_Exercise requirements_
Look through the material below. Copy each line that contains the string "handwritten".

_Given information_
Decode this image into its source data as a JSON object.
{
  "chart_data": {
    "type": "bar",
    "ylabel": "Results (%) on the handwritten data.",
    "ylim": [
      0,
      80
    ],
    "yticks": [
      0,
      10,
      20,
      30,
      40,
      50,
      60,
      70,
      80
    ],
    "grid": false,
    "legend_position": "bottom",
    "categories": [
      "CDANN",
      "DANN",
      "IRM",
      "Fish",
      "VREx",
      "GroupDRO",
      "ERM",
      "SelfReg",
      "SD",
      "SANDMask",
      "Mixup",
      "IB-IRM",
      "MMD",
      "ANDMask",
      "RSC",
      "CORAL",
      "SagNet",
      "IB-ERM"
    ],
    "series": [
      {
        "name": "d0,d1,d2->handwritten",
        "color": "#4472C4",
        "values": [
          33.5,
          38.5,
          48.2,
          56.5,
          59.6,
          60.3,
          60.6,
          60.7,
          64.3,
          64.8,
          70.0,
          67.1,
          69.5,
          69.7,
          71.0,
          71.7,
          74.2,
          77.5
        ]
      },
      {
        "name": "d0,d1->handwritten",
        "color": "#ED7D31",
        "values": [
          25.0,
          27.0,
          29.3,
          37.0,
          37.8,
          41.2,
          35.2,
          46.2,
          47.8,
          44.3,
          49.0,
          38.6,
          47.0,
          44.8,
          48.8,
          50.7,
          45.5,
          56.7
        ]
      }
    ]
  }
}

_Solution for this problem_
    "ylabel": "Results (%) on the handwritten data.",
        "name": "d0,d1,d2->handwritten",
        "name": "d0,d1->handwritten",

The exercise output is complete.